> _TASK INSTRUCTIONS_: Retype all of the listing exactly, passing over any picture you find.

> _INFORMATION PROVIDED_:
[BEGIN]

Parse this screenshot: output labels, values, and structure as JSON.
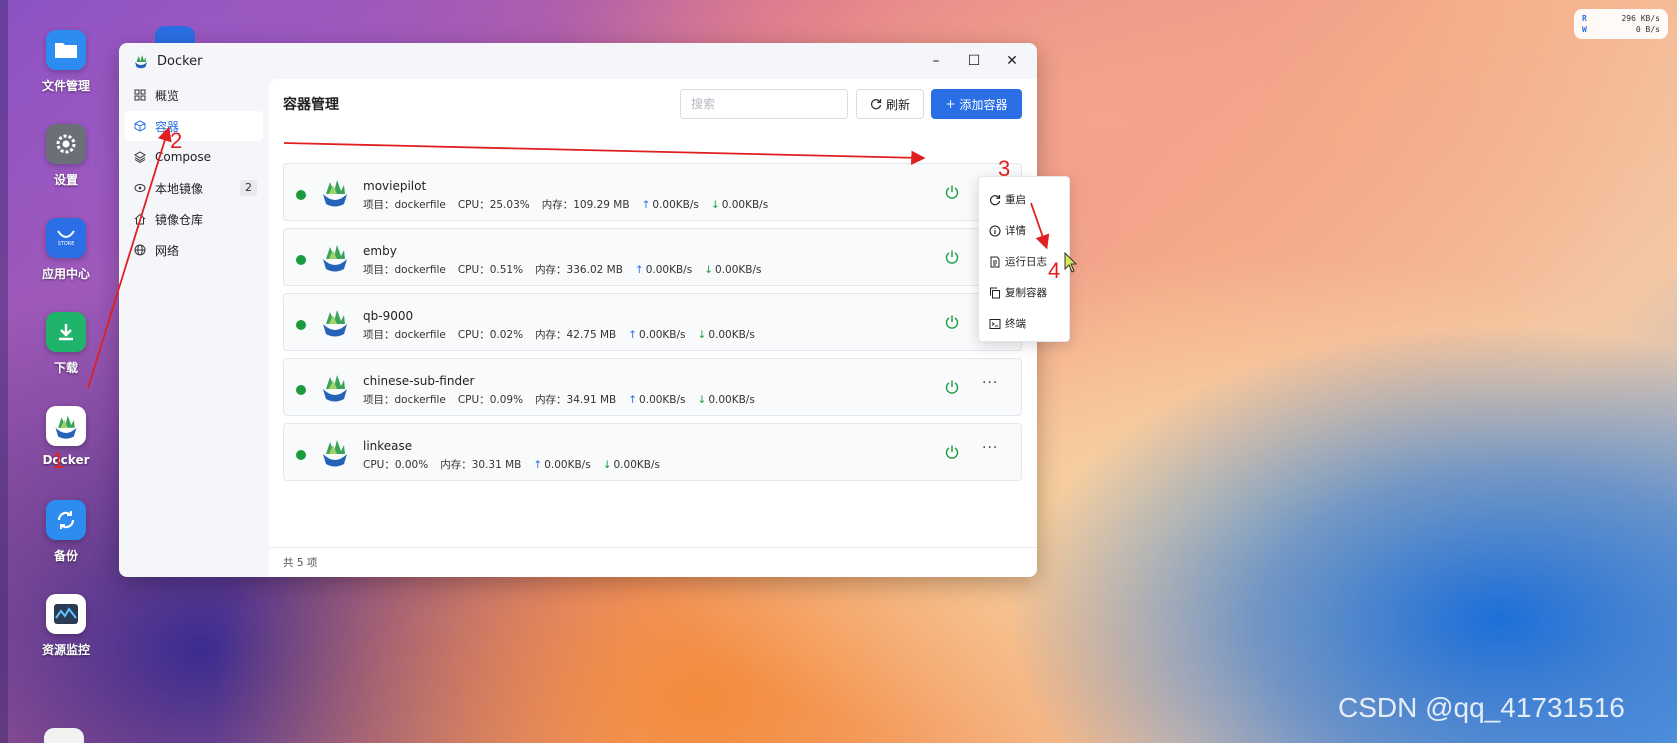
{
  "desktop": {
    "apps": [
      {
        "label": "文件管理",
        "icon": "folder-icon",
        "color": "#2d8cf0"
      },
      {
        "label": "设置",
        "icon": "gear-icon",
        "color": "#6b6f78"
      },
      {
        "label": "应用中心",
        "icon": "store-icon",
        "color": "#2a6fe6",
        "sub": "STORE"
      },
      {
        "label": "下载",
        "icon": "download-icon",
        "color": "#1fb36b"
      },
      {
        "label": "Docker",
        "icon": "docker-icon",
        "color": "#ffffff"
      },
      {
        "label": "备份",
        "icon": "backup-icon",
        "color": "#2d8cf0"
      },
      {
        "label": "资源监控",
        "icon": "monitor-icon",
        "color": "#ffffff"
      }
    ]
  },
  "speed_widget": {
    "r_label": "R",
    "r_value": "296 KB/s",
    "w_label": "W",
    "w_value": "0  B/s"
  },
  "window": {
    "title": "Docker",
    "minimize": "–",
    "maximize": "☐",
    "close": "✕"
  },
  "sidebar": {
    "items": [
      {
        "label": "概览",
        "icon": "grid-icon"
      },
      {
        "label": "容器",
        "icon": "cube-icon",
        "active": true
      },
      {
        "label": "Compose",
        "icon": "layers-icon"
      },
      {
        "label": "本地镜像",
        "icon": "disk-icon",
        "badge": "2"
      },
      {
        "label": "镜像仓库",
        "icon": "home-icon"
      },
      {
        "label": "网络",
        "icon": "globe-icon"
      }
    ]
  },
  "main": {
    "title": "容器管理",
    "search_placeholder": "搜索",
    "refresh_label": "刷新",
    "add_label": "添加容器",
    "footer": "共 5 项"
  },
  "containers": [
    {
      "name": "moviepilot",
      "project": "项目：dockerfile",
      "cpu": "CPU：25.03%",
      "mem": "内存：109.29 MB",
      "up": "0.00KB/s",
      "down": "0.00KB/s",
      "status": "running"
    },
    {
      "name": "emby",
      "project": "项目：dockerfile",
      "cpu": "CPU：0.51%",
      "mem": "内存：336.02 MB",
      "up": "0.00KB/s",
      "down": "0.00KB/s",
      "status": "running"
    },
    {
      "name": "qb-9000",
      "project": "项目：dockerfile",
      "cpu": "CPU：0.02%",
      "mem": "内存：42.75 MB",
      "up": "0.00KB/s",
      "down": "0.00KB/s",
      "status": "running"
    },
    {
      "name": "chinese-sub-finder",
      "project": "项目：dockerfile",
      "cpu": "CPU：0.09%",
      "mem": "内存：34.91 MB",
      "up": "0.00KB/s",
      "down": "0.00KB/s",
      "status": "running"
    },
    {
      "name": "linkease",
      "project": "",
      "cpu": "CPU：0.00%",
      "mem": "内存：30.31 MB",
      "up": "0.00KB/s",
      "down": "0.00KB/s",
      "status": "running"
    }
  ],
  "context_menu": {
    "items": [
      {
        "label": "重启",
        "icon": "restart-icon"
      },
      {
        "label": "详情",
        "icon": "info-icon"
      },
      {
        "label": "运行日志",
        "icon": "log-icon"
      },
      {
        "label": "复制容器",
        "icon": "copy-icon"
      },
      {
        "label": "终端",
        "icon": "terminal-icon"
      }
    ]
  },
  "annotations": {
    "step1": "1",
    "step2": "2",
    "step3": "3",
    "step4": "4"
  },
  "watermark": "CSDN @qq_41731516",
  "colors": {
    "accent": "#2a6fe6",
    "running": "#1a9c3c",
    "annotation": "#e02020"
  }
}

[END]

> _FINAL RESULT_:
Parse this screenshot: output labels, values, and structure as JSON.
{
  "desktop": {
    "apps": [
      {
        "label": "文件管理",
        "icon": "folder-icon",
        "color": "#2d8cf0"
      },
      {
        "label": "设置",
        "icon": "gear-icon",
        "color": "#6b6f78"
      },
      {
        "label": "应用中心",
        "icon": "store-icon",
        "color": "#2a6fe6",
        "sub": "STORE"
      },
      {
        "label": "下载",
        "icon": "download-icon",
        "color": "#1fb36b"
      },
      {
        "label": "Docker",
        "icon": "docker-icon",
        "color": "#ffffff"
      },
      {
        "label": "备份",
        "icon": "backup-icon",
        "color": "#2d8cf0"
      },
      {
        "label": "资源监控",
        "icon": "monitor-icon",
        "color": "#ffffff"
      }
    ]
  },
  "speed_widget": {
    "r_label": "R",
    "r_value": "296 KB/s",
    "w_label": "W",
    "w_value": "0  B/s"
  },
  "window": {
    "title": "Docker",
    "minimize": "–",
    "maximize": "☐",
    "close": "✕"
  },
  "sidebar": {
    "items": [
      {
        "label": "概览",
        "icon": "grid-icon"
      },
      {
        "label": "容器",
        "icon": "cube-icon",
        "active": true
      },
      {
        "label": "Compose",
        "icon": "layers-icon"
      },
      {
        "label": "本地镜像",
        "icon": "disk-icon",
        "badge": "2"
      },
      {
        "label": "镜像仓库",
        "icon": "home-icon"
      },
      {
        "label": "网络",
        "icon": "globe-icon"
      }
    ]
  },
  "main": {
    "title": "容器管理",
    "search_placeholder": "搜索",
    "refresh_label": "刷新",
    "add_label": "添加容器",
    "footer": "共 5 项"
  },
  "containers": [
    {
      "name": "moviepilot",
      "project": "项目：dockerfile",
      "cpu": "CPU：25.03%",
      "mem": "内存：109.29 MB",
      "up": "0.00KB/s",
      "down": "0.00KB/s",
      "status": "running"
    },
    {
      "name": "emby",
      "project": "项目：dockerfile",
      "cpu": "CPU：0.51%",
      "mem": "内存：336.02 MB",
      "up": "0.00KB/s",
      "down": "0.00KB/s",
      "status": "running"
    },
    {
      "name": "qb-9000",
      "project": "项目：dockerfile",
      "cpu": "CPU：0.02%",
      "mem": "内存：42.75 MB",
      "up": "0.00KB/s",
      "down": "0.00KB/s",
      "status": "running"
    },
    {
      "name": "chinese-sub-finder",
      "project": "项目：dockerfile",
      "cpu": "CPU：0.09%",
      "mem": "内存：34.91 MB",
      "up": "0.00KB/s",
      "down": "0.00KB/s",
      "status": "running"
    },
    {
      "name": "linkease",
      "project": "",
      "cpu": "CPU：0.00%",
      "mem": "内存：30.31 MB",
      "up": "0.00KB/s",
      "down": "0.00KB/s",
      "status": "running"
    }
  ],
  "context_menu": {
    "items": [
      {
        "label": "重启",
        "icon": "restart-icon"
      },
      {
        "label": "详情",
        "icon": "info-icon"
      },
      {
        "label": "运行日志",
        "icon": "log-icon"
      },
      {
        "label": "复制容器",
        "icon": "copy-icon"
      },
      {
        "label": "终端",
        "icon": "terminal-icon"
      }
    ]
  },
  "annotations": {
    "step1": "1",
    "step2": "2",
    "step3": "3",
    "step4": "4"
  },
  "watermark": "CSDN @qq_41731516",
  "colors": {
    "accent": "#2a6fe6",
    "running": "#1a9c3c",
    "annotation": "#e02020"
  }
}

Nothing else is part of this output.